• _Task details_
Output all the entries word for word. Omit the pictures.
## START
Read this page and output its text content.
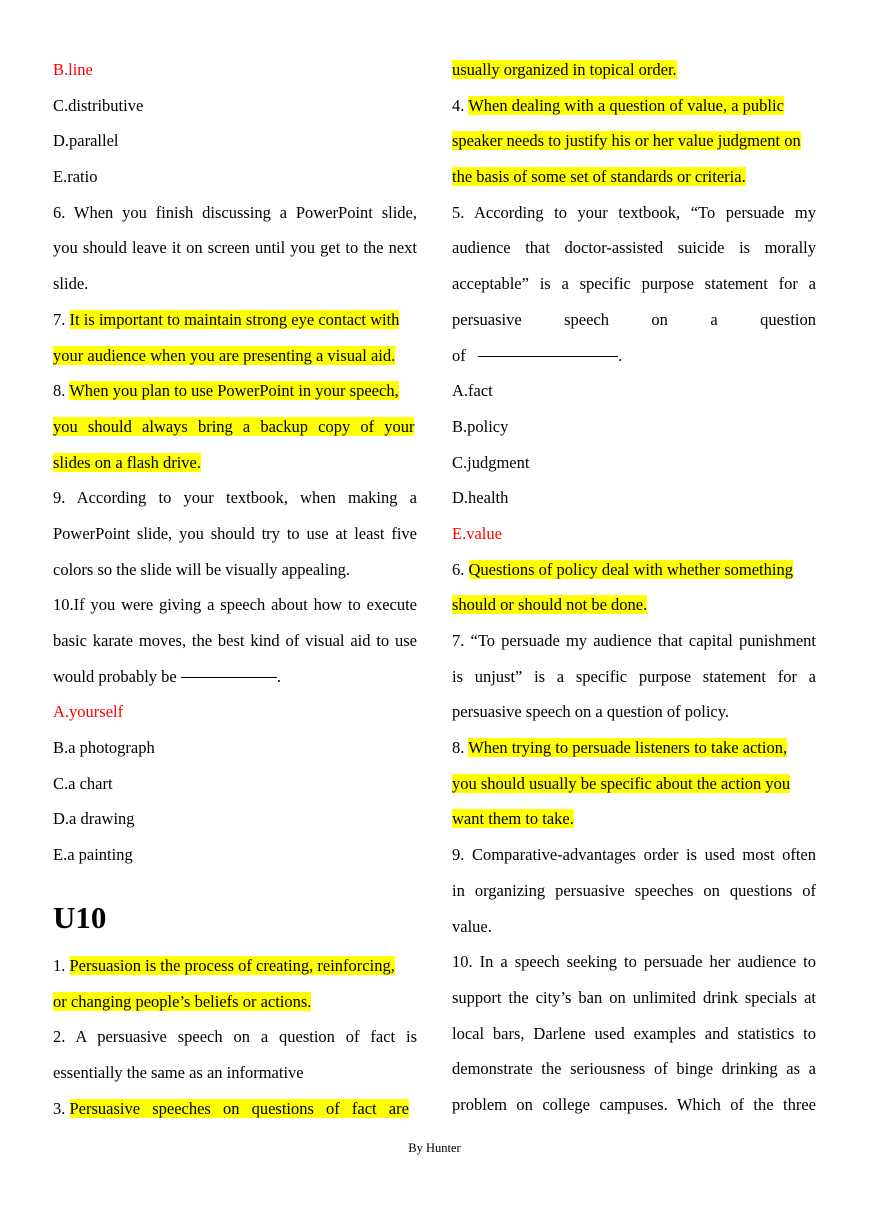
B.line
C.distributive
D.parallel
E.ratio
6. When you finish discussing a PowerPoint slide,
you should leave it on screen until you get to the next
slide.
7. It is important to maintain strong eye contact with
your audience when you are presenting a visual aid.
8. When you plan to use PowerPoint in your speech,
you should always bring a backup copy of your
slides on a flash drive.
9. According to your textbook, when making a
PowerPoint slide, you should try to use at least five
colors so the slide will be visually appealing.
10.If you were giving a speech about how to execute
basic karate moves, the best kind of visual aid to use
would probably be	.
A.yourself
B.a photograph
C.a chart
D.a drawing
E.a painting
U10
1. Persuasion is the process of creating, reinforcing,
or changing people’s beliefs or actions.
2. A persuasive speech on a question of fact is
essentially the same as an informative
3. Persuasive speeches on questions of fact are
usually organized in topical order.
4. When dealing with a question of value, a public
speaker needs to justify his or her value judgment on
the basis of some set of standards or criteria.
5. According to your textbook, “To persuade my
audience that doctor-assisted suicide is morally
acceptable” is a specific purpose statement for a
persuasive speech on a question
of	.
A.fact
B.policy
C.judgment
D.health
E.value
6. Questions of policy deal with whether something
should or should not be done.
7. “To persuade my audience that capital punishment
is unjust” is a specific purpose statement for a
persuasive speech on a question of policy.
8. When trying to persuade listeners to take action,
you should usually be specific about the action you
want them to take.
9. Comparative-advantages order is used most often
in organizing persuasive speeches on questions of
value.
10. In a speech seeking to persuade her audience to
support the city’s ban on unlimited drink specials at
local bars, Darlene used examples and statistics to
demonstrate the seriousness of binge drinking as a
problem on college campuses. Which of the three
By Hunter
## END
• _Answer in full_
Read this page and output its text content.
B.line
C.distributive
D.parallel
E.ratio
6. When you finish discussing a PowerPoint slide,
you should leave it on screen until you get to the next
slide.
7. It is important to maintain strong eye contact with
your audience when you are presenting a visual aid.
8. When you plan to use PowerPoint in your speech,
you should always bring a backup copy of your
slides on a flash drive.
9. According to your textbook, when making a
PowerPoint slide, you should try to use at least five
colors so the slide will be visually appealing.
10.If you were giving a speech about how to execute
basic karate moves, the best kind of visual aid to use
would probably be	.
A.yourself
B.a photograph
C.a chart
D.a drawing
E.a painting
U10
1. Persuasion is the process of creating, reinforcing,
or changing people’s beliefs or actions.
2. A persuasive speech on a question of fact is
essentially the same as an informative
3. Persuasive speeches on questions of fact are
usually organized in topical order.
4. When dealing with a question of value, a public
speaker needs to justify his or her value judgment on
the basis of some set of standards or criteria.
5. According to your textbook, “To persuade my
audience that doctor-assisted suicide is morally
acceptable” is a specific purpose statement for a
persuasive speech on a question
of	.
A.fact
B.policy
C.judgment
D.health
E.value
6. Questions of policy deal with whether something
should or should not be done.
7. “To persuade my audience that capital punishment
is unjust” is a specific purpose statement for a
persuasive speech on a question of policy.
8. When trying to persuade listeners to take action,
you should usually be specific about the action you
want them to take.
9. Comparative-advantages order is used most often
in organizing persuasive speeches on questions of
value.
10. In a speech seeking to persuade her audience to
support the city’s ban on unlimited drink specials at
local bars, Darlene used examples and statistics to
demonstrate the seriousness of binge drinking as a
problem on college campuses. Which of the three
By Hunter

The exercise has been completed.